To do — Give back every line exactly as it appears, pictures excluded.

Records shown —
= = =

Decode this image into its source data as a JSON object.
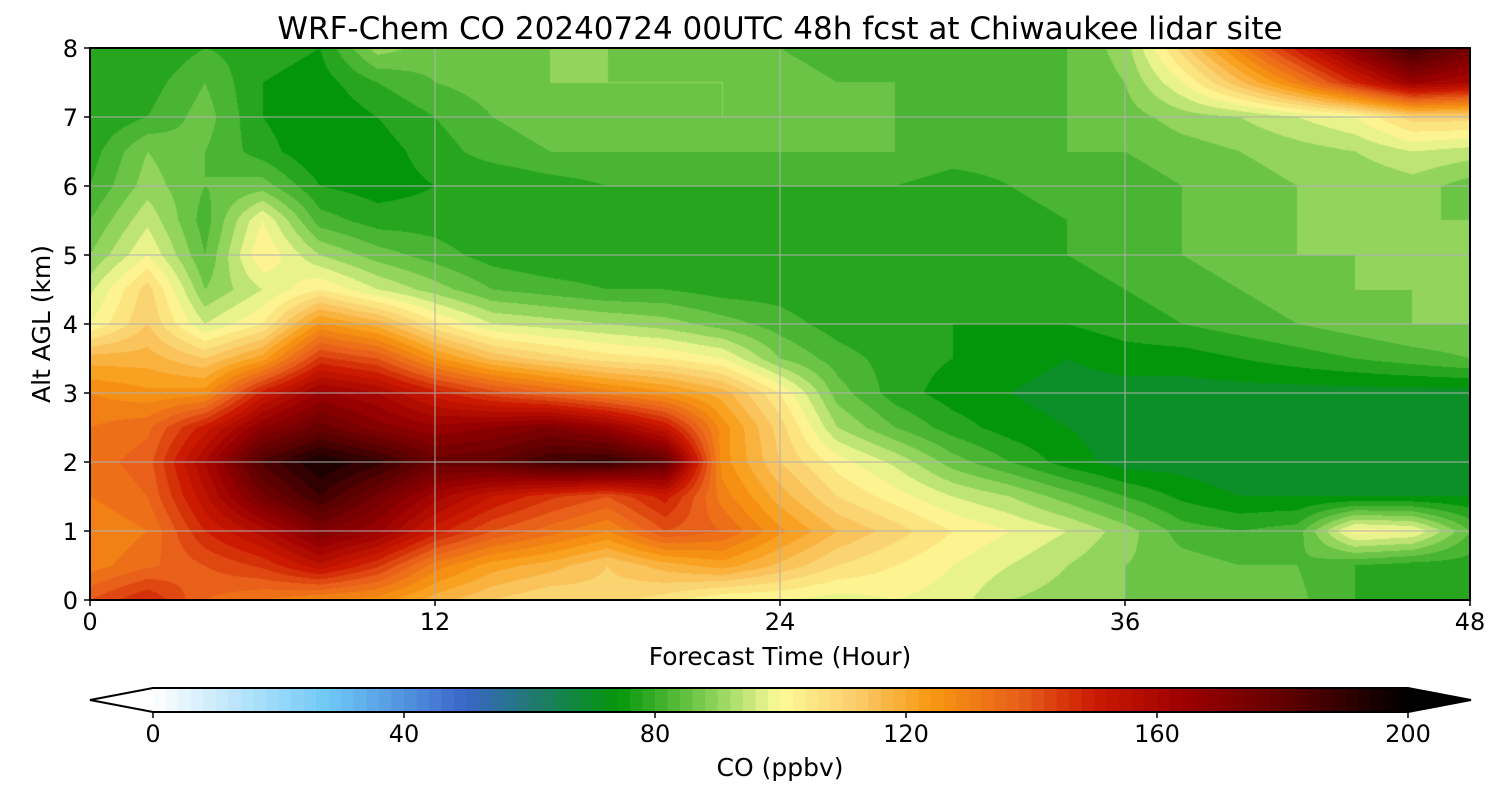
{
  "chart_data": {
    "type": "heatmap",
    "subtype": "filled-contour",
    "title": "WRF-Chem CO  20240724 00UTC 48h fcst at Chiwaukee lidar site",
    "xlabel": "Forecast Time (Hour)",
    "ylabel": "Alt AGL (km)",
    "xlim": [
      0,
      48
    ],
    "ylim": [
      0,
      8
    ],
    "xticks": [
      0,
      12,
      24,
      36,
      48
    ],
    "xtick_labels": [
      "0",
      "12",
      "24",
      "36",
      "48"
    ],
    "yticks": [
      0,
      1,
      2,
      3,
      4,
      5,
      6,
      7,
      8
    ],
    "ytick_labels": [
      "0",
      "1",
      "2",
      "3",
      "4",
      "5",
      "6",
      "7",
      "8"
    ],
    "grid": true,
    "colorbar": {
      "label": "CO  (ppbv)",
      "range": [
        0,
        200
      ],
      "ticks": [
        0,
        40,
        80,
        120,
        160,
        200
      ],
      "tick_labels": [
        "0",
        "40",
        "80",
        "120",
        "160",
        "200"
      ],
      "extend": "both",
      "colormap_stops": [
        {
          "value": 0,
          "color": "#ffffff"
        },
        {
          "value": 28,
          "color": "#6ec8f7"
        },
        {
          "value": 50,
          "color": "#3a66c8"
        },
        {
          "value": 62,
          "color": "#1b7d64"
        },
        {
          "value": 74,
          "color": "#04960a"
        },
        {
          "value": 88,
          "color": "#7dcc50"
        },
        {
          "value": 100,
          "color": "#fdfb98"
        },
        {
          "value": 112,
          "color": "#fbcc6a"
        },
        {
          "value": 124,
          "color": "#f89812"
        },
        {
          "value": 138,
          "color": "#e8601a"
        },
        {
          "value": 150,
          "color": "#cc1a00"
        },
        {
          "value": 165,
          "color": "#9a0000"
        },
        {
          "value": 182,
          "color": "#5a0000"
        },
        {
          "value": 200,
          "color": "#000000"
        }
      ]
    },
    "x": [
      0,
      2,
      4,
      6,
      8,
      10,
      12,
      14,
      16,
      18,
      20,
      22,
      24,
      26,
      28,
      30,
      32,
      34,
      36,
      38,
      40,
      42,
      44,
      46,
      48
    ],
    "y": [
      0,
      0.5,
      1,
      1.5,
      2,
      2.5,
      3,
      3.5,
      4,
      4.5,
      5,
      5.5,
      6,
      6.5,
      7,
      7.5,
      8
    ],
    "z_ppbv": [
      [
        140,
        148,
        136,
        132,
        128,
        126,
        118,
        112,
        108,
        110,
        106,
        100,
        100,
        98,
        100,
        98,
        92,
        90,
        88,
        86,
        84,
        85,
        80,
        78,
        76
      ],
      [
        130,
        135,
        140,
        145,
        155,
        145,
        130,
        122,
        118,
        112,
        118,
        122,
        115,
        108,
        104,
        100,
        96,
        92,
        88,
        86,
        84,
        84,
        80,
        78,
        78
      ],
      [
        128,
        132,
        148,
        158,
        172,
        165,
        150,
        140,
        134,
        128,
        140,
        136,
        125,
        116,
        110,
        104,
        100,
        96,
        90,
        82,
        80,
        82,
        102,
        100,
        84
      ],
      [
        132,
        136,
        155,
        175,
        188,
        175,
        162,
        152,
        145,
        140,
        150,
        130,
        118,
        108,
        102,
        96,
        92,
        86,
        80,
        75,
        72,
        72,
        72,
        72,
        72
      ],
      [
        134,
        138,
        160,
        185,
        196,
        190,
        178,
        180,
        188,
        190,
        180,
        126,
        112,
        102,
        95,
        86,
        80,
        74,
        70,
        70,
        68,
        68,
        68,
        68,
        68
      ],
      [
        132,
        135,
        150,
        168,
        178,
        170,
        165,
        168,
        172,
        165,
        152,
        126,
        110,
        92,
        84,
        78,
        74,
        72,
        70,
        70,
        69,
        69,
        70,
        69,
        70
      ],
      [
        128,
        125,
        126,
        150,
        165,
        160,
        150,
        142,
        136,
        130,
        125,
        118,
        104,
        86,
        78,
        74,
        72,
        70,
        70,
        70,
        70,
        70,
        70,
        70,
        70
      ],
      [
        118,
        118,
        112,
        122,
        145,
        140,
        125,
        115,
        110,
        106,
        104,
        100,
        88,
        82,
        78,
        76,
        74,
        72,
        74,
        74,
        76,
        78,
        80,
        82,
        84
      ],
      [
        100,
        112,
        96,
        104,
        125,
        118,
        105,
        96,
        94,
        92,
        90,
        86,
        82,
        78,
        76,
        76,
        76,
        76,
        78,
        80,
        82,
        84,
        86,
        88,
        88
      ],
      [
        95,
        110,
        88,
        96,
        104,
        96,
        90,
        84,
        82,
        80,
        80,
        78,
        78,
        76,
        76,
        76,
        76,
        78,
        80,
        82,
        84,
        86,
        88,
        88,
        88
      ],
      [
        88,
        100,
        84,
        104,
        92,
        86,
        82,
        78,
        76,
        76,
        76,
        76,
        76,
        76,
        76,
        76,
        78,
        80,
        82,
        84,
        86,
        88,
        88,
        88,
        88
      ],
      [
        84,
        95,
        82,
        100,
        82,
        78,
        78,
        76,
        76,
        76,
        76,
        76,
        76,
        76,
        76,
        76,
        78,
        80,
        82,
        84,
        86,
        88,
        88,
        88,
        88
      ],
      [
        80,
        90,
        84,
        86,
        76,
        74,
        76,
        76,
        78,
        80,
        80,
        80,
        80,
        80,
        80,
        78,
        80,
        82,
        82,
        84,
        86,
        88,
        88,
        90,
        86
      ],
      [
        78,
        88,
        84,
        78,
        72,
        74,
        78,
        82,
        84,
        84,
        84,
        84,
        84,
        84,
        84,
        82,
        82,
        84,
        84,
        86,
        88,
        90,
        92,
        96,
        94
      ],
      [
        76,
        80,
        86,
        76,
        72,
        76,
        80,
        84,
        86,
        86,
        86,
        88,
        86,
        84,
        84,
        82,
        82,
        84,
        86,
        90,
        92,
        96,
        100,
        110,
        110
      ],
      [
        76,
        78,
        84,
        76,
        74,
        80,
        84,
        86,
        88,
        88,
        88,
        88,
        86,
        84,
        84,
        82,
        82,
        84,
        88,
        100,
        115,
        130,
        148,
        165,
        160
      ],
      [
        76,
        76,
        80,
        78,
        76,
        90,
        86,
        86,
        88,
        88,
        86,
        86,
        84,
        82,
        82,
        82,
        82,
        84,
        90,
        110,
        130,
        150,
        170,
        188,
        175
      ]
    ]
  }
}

= = =

Task output —
Decode this image into its source data as a JSON object.
{
  "chart_data": {
    "type": "heatmap",
    "subtype": "filled-contour",
    "title": "WRF-Chem CO  20240724 00UTC 48h fcst at Chiwaukee lidar site",
    "xlabel": "Forecast Time (Hour)",
    "ylabel": "Alt AGL (km)",
    "xlim": [
      0,
      48
    ],
    "ylim": [
      0,
      8
    ],
    "xticks": [
      0,
      12,
      24,
      36,
      48
    ],
    "xtick_labels": [
      "0",
      "12",
      "24",
      "36",
      "48"
    ],
    "yticks": [
      0,
      1,
      2,
      3,
      4,
      5,
      6,
      7,
      8
    ],
    "ytick_labels": [
      "0",
      "1",
      "2",
      "3",
      "4",
      "5",
      "6",
      "7",
      "8"
    ],
    "grid": true,
    "colorbar": {
      "label": "CO  (ppbv)",
      "range": [
        0,
        200
      ],
      "ticks": [
        0,
        40,
        80,
        120,
        160,
        200
      ],
      "tick_labels": [
        "0",
        "40",
        "80",
        "120",
        "160",
        "200"
      ],
      "extend": "both",
      "colormap_stops": [
        {
          "value": 0,
          "color": "#ffffff"
        },
        {
          "value": 28,
          "color": "#6ec8f7"
        },
        {
          "value": 50,
          "color": "#3a66c8"
        },
        {
          "value": 62,
          "color": "#1b7d64"
        },
        {
          "value": 74,
          "color": "#04960a"
        },
        {
          "value": 88,
          "color": "#7dcc50"
        },
        {
          "value": 100,
          "color": "#fdfb98"
        },
        {
          "value": 112,
          "color": "#fbcc6a"
        },
        {
          "value": 124,
          "color": "#f89812"
        },
        {
          "value": 138,
          "color": "#e8601a"
        },
        {
          "value": 150,
          "color": "#cc1a00"
        },
        {
          "value": 165,
          "color": "#9a0000"
        },
        {
          "value": 182,
          "color": "#5a0000"
        },
        {
          "value": 200,
          "color": "#000000"
        }
      ]
    },
    "x": [
      0,
      2,
      4,
      6,
      8,
      10,
      12,
      14,
      16,
      18,
      20,
      22,
      24,
      26,
      28,
      30,
      32,
      34,
      36,
      38,
      40,
      42,
      44,
      46,
      48
    ],
    "y": [
      0,
      0.5,
      1,
      1.5,
      2,
      2.5,
      3,
      3.5,
      4,
      4.5,
      5,
      5.5,
      6,
      6.5,
      7,
      7.5,
      8
    ],
    "z_ppbv": [
      [
        140,
        148,
        136,
        132,
        128,
        126,
        118,
        112,
        108,
        110,
        106,
        100,
        100,
        98,
        100,
        98,
        92,
        90,
        88,
        86,
        84,
        85,
        80,
        78,
        76
      ],
      [
        130,
        135,
        140,
        145,
        155,
        145,
        130,
        122,
        118,
        112,
        118,
        122,
        115,
        108,
        104,
        100,
        96,
        92,
        88,
        86,
        84,
        84,
        80,
        78,
        78
      ],
      [
        128,
        132,
        148,
        158,
        172,
        165,
        150,
        140,
        134,
        128,
        140,
        136,
        125,
        116,
        110,
        104,
        100,
        96,
        90,
        82,
        80,
        82,
        102,
        100,
        84
      ],
      [
        132,
        136,
        155,
        175,
        188,
        175,
        162,
        152,
        145,
        140,
        150,
        130,
        118,
        108,
        102,
        96,
        92,
        86,
        80,
        75,
        72,
        72,
        72,
        72,
        72
      ],
      [
        134,
        138,
        160,
        185,
        196,
        190,
        178,
        180,
        188,
        190,
        180,
        126,
        112,
        102,
        95,
        86,
        80,
        74,
        70,
        70,
        68,
        68,
        68,
        68,
        68
      ],
      [
        132,
        135,
        150,
        168,
        178,
        170,
        165,
        168,
        172,
        165,
        152,
        126,
        110,
        92,
        84,
        78,
        74,
        72,
        70,
        70,
        69,
        69,
        70,
        69,
        70
      ],
      [
        128,
        125,
        126,
        150,
        165,
        160,
        150,
        142,
        136,
        130,
        125,
        118,
        104,
        86,
        78,
        74,
        72,
        70,
        70,
        70,
        70,
        70,
        70,
        70,
        70
      ],
      [
        118,
        118,
        112,
        122,
        145,
        140,
        125,
        115,
        110,
        106,
        104,
        100,
        88,
        82,
        78,
        76,
        74,
        72,
        74,
        74,
        76,
        78,
        80,
        82,
        84
      ],
      [
        100,
        112,
        96,
        104,
        125,
        118,
        105,
        96,
        94,
        92,
        90,
        86,
        82,
        78,
        76,
        76,
        76,
        76,
        78,
        80,
        82,
        84,
        86,
        88,
        88
      ],
      [
        95,
        110,
        88,
        96,
        104,
        96,
        90,
        84,
        82,
        80,
        80,
        78,
        78,
        76,
        76,
        76,
        76,
        78,
        80,
        82,
        84,
        86,
        88,
        88,
        88
      ],
      [
        88,
        100,
        84,
        104,
        92,
        86,
        82,
        78,
        76,
        76,
        76,
        76,
        76,
        76,
        76,
        76,
        78,
        80,
        82,
        84,
        86,
        88,
        88,
        88,
        88
      ],
      [
        84,
        95,
        82,
        100,
        82,
        78,
        78,
        76,
        76,
        76,
        76,
        76,
        76,
        76,
        76,
        76,
        78,
        80,
        82,
        84,
        86,
        88,
        88,
        88,
        88
      ],
      [
        80,
        90,
        84,
        86,
        76,
        74,
        76,
        76,
        78,
        80,
        80,
        80,
        80,
        80,
        80,
        78,
        80,
        82,
        82,
        84,
        86,
        88,
        88,
        90,
        86
      ],
      [
        78,
        88,
        84,
        78,
        72,
        74,
        78,
        82,
        84,
        84,
        84,
        84,
        84,
        84,
        84,
        82,
        82,
        84,
        84,
        86,
        88,
        90,
        92,
        96,
        94
      ],
      [
        76,
        80,
        86,
        76,
        72,
        76,
        80,
        84,
        86,
        86,
        86,
        88,
        86,
        84,
        84,
        82,
        82,
        84,
        86,
        90,
        92,
        96,
        100,
        110,
        110
      ],
      [
        76,
        78,
        84,
        76,
        74,
        80,
        84,
        86,
        88,
        88,
        88,
        88,
        86,
        84,
        84,
        82,
        82,
        84,
        88,
        100,
        115,
        130,
        148,
        165,
        160
      ],
      [
        76,
        76,
        80,
        78,
        76,
        90,
        86,
        86,
        88,
        88,
        86,
        86,
        84,
        82,
        82,
        82,
        82,
        84,
        90,
        110,
        130,
        150,
        170,
        188,
        175
      ]
    ]
  }
}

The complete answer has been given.